> Request:
Find the string "content" in the listing and report every line that has it.

Stored data
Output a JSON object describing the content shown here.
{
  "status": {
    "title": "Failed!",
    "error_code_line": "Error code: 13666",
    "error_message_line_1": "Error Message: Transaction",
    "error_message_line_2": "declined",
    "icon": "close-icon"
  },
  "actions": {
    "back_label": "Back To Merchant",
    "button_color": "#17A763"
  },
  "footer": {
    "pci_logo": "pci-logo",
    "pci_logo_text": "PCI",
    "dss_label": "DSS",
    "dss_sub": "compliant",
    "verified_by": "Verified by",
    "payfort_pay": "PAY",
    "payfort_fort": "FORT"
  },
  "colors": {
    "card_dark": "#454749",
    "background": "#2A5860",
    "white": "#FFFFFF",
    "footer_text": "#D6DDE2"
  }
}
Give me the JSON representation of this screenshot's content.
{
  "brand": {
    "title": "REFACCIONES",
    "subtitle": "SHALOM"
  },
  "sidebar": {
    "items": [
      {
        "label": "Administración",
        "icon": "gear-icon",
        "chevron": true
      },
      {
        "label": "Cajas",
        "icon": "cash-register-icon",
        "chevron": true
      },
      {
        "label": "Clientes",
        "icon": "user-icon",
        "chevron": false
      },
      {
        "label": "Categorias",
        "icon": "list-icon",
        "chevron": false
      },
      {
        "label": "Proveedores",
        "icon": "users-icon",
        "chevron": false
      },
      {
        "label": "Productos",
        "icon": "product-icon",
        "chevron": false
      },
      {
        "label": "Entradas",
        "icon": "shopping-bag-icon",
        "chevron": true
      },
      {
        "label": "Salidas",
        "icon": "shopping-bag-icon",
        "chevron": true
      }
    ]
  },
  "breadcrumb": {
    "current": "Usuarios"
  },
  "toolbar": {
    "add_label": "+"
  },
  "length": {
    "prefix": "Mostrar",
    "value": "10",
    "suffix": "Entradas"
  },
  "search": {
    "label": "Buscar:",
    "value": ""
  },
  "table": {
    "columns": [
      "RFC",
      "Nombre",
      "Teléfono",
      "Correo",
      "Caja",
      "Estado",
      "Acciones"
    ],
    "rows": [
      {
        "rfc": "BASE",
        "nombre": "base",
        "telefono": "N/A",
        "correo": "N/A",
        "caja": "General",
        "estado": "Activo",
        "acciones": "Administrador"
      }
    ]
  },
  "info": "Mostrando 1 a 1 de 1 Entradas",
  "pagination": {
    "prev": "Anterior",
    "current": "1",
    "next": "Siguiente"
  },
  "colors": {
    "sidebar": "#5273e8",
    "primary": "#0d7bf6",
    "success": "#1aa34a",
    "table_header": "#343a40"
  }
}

> The result:
Output a JSON object describing the content shown here.
Give me the JSON representation of this screenshot's content.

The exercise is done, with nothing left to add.